===== Input rows

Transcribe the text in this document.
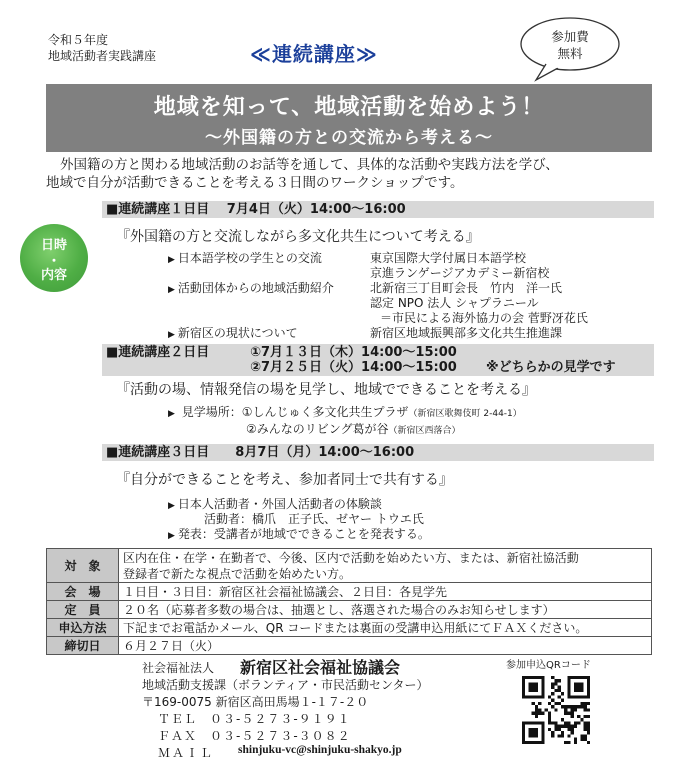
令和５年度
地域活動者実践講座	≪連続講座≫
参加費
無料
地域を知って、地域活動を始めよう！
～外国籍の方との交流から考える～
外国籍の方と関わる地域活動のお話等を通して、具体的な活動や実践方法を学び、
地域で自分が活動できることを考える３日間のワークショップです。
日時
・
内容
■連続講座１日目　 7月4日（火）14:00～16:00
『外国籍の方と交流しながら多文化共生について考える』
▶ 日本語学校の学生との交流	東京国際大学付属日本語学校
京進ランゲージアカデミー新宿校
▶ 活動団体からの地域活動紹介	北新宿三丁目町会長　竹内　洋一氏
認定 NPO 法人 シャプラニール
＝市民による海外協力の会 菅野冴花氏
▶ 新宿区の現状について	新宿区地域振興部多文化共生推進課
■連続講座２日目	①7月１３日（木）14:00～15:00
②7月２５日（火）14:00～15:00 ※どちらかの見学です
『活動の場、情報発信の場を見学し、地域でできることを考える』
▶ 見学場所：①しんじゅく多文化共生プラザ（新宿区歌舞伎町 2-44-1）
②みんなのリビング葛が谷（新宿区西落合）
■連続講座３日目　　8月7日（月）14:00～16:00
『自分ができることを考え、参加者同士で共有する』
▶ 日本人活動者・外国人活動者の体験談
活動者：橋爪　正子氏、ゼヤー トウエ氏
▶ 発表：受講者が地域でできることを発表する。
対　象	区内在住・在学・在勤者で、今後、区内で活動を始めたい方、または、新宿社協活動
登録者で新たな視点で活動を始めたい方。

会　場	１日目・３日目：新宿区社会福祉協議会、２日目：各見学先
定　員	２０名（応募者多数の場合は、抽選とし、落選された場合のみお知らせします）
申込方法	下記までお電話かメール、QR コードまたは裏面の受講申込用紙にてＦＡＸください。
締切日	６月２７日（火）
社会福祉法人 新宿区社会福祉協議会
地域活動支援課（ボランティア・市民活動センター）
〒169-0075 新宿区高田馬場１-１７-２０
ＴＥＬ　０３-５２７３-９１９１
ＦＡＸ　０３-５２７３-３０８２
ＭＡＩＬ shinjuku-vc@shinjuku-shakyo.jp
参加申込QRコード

==========

Required task -
Write out all the entries exactly, except for the pictures.

Full solution -
Transcribe the text in this document.
令和５年度
地域活動者実践講座	≪連続講座≫
参加費
無料
地域を知って、地域活動を始めよう！
～外国籍の方との交流から考える～
外国籍の方と関わる地域活動のお話等を通して、具体的な活動や実践方法を学び、
地域で自分が活動できることを考える３日間のワークショップです。
日時
・
内容
■連続講座１日目　 7月4日（火）14:00～16:00
『外国籍の方と交流しながら多文化共生について考える』
▶ 日本語学校の学生との交流	東京国際大学付属日本語学校
京進ランゲージアカデミー新宿校
▶ 活動団体からの地域活動紹介	北新宿三丁目町会長　竹内　洋一氏
認定 NPO 法人 シャプラニール
＝市民による海外協力の会 菅野冴花氏
▶ 新宿区の現状について	新宿区地域振興部多文化共生推進課
■連続講座２日目	①7月１３日（木）14:00～15:00
②7月２５日（火）14:00～15:00 ※どちらかの見学です
『活動の場、情報発信の場を見学し、地域でできることを考える』
▶ 見学場所：①しんじゅく多文化共生プラザ（新宿区歌舞伎町 2-44-1）
②みんなのリビング葛が谷（新宿区西落合）
■連続講座３日目　　8月7日（月）14:00～16:00
『自分ができることを考え、参加者同士で共有する』
▶ 日本人活動者・外国人活動者の体験談
活動者：橋爪　正子氏、ゼヤー トウエ氏
▶ 発表：受講者が地域でできることを発表する。
対　象	区内在住・在学・在勤者で、今後、区内で活動を始めたい方、または、新宿社協活動
登録者で新たな視点で活動を始めたい方。

会　場	１日目・３日目：新宿区社会福祉協議会、２日目：各見学先
定　員	２０名（応募者多数の場合は、抽選とし、落選された場合のみお知らせします）
申込方法	下記までお電話かメール、QR コードまたは裏面の受講申込用紙にてＦＡＸください。
締切日	６月２７日（火）
社会福祉法人 新宿区社会福祉協議会
地域活動支援課（ボランティア・市民活動センター）
〒169-0075 新宿区高田馬場１-１７-２０
ＴＥＬ　０３-５２７３-９１９１
ＦＡＸ　０３-５２７３-３０８２
ＭＡＩＬ shinjuku-vc@shinjuku-shakyo.jp
参加申込QRコード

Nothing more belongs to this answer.